» BRIEF
Work through the data below and give the number of lines holding "USDT", nothing more.
········
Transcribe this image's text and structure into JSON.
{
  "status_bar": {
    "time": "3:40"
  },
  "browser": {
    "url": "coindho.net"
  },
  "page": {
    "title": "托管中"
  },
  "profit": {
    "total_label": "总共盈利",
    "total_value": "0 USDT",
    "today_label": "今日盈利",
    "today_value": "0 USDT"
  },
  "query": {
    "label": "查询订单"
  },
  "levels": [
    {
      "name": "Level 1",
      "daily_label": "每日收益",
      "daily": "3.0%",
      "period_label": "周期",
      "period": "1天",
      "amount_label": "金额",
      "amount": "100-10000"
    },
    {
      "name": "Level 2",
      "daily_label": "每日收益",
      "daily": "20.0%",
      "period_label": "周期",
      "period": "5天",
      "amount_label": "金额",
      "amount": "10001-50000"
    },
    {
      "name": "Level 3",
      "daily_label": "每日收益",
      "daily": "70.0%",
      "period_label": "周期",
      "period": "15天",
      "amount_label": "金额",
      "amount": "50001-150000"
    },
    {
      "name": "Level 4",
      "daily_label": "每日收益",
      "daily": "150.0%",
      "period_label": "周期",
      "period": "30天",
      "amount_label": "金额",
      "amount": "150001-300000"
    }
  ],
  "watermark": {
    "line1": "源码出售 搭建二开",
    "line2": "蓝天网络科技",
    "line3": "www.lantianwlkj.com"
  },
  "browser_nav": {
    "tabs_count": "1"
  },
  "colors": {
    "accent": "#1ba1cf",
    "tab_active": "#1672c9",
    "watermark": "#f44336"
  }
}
········
» RESPONSE FOR THIS EXERCISE
2